### Challenge
Below are the records; copy each line in them that holds the word "value".
* Start *
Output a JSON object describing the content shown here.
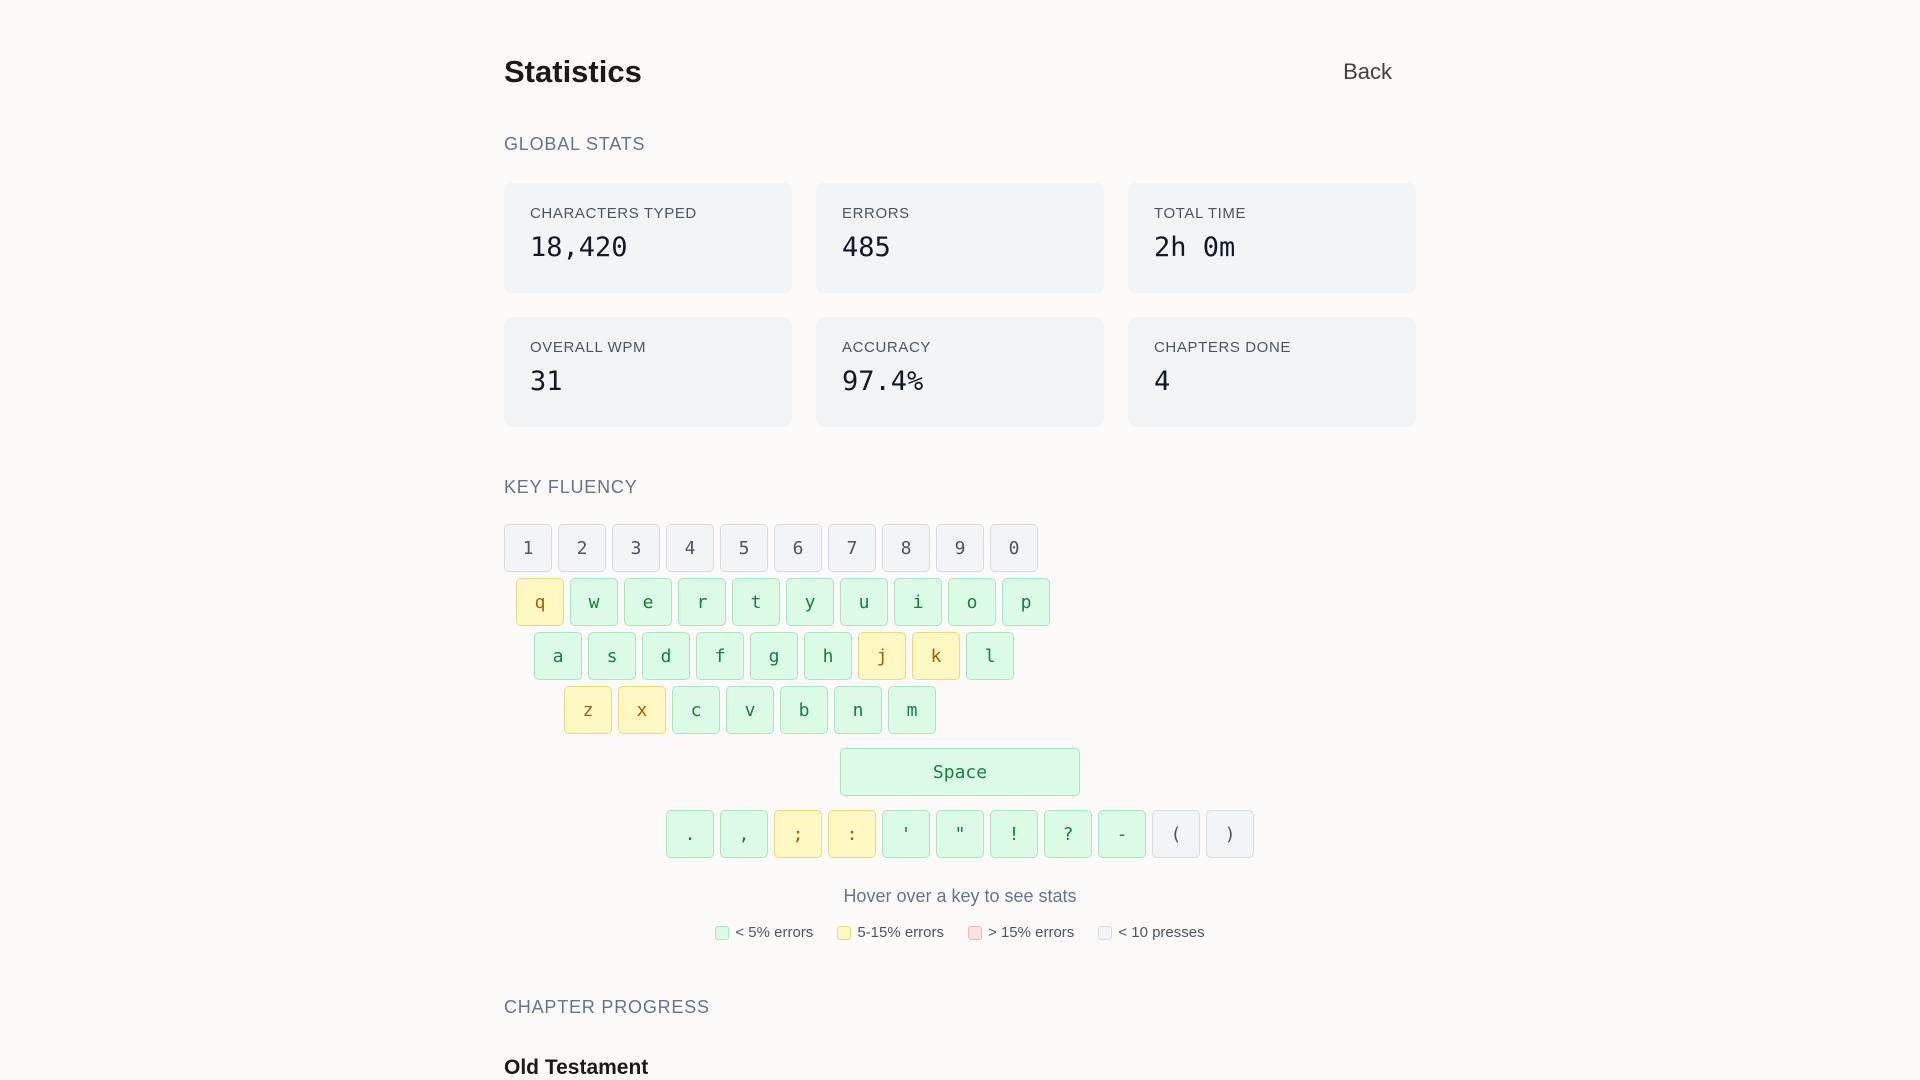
{
  "header": {
    "title": "Statistics",
    "back_label": "Back"
  },
  "global_stats": {
    "heading": "GLOBAL STATS",
    "cards": [
      {
        "label": "CHARACTERS TYPED",
        "value": "18,420"
      },
      {
        "label": "ERRORS",
        "value": "485"
      },
      {
        "label": "TOTAL TIME",
        "value": "2h 0m"
      },
      {
        "label": "OVERALL WPM",
        "value": "31"
      },
      {
        "label": "ACCURACY",
        "value": "97.4%"
      },
      {
        "label": "CHAPTERS DONE",
        "value": "4"
      }
    ]
  },
  "key_fluency": {
    "heading": "KEY FLUENCY",
    "colors": {
      "green": "#dcfce7",
      "yellow": "#fef9c3",
      "red": "#fee2e2",
      "gray": "#f3f4f6"
    },
    "rows": [
      {
        "id": "num",
        "keys": [
          {
            "label": "1",
            "status": "gray"
          },
          {
            "label": "2",
            "status": "gray"
          },
          {
            "label": "3",
            "status": "gray"
          },
          {
            "label": "4",
            "status": "gray"
          },
          {
            "label": "5",
            "status": "gray"
          },
          {
            "label": "6",
            "status": "gray"
          },
          {
            "label": "7",
            "status": "gray"
          },
          {
            "label": "8",
            "status": "gray"
          },
          {
            "label": "9",
            "status": "gray"
          },
          {
            "label": "0",
            "status": "gray"
          }
        ]
      },
      {
        "id": "q",
        "keys": [
          {
            "label": "q",
            "status": "yellow"
          },
          {
            "label": "w",
            "status": "green"
          },
          {
            "label": "e",
            "status": "green"
          },
          {
            "label": "r",
            "status": "green"
          },
          {
            "label": "t",
            "status": "green"
          },
          {
            "label": "y",
            "status": "green"
          },
          {
            "label": "u",
            "status": "green"
          },
          {
            "label": "i",
            "status": "green"
          },
          {
            "label": "o",
            "status": "green"
          },
          {
            "label": "p",
            "status": "green"
          }
        ]
      },
      {
        "id": "a",
        "keys": [
          {
            "label": "a",
            "status": "green"
          },
          {
            "label": "s",
            "status": "green"
          },
          {
            "label": "d",
            "status": "green"
          },
          {
            "label": "f",
            "status": "green"
          },
          {
            "label": "g",
            "status": "green"
          },
          {
            "label": "h",
            "status": "green"
          },
          {
            "label": "j",
            "status": "yellow"
          },
          {
            "label": "k",
            "status": "yellow"
          },
          {
            "label": "l",
            "status": "green"
          }
        ]
      },
      {
        "id": "z",
        "keys": [
          {
            "label": "z",
            "status": "yellow"
          },
          {
            "label": "x",
            "status": "yellow"
          },
          {
            "label": "c",
            "status": "green"
          },
          {
            "label": "v",
            "status": "green"
          },
          {
            "label": "b",
            "status": "green"
          },
          {
            "label": "n",
            "status": "green"
          },
          {
            "label": "m",
            "status": "green"
          }
        ]
      }
    ],
    "space": {
      "label": "Space",
      "status": "green"
    },
    "punctuation": [
      {
        "label": ".",
        "status": "green"
      },
      {
        "label": ",",
        "status": "green"
      },
      {
        "label": ";",
        "status": "yellow"
      },
      {
        "label": ":",
        "status": "yellow"
      },
      {
        "label": "'",
        "status": "green"
      },
      {
        "label": "\"",
        "status": "green"
      },
      {
        "label": "!",
        "status": "green"
      },
      {
        "label": "?",
        "status": "green"
      },
      {
        "label": "-",
        "status": "green"
      },
      {
        "label": "(",
        "status": "gray"
      },
      {
        "label": ")",
        "status": "gray"
      }
    ],
    "hover_hint": "Hover over a key to see stats",
    "legend": [
      {
        "label": "< 5% errors",
        "status": "green"
      },
      {
        "label": "5-15% errors",
        "status": "yellow"
      },
      {
        "label": "> 15% errors",
        "status": "red"
      },
      {
        "label": "< 10 presses",
        "status": "gray"
      }
    ]
  },
  "chapter_progress": {
    "heading": "CHAPTER PROGRESS",
    "group_title": "Old Testament"
  }
}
* End *
### Complete answer
        "value": "18,420"
        "value": "485"
        "value": "2h 0m"
        "value": "31"
        "value": "97.4%"
        "value": "4"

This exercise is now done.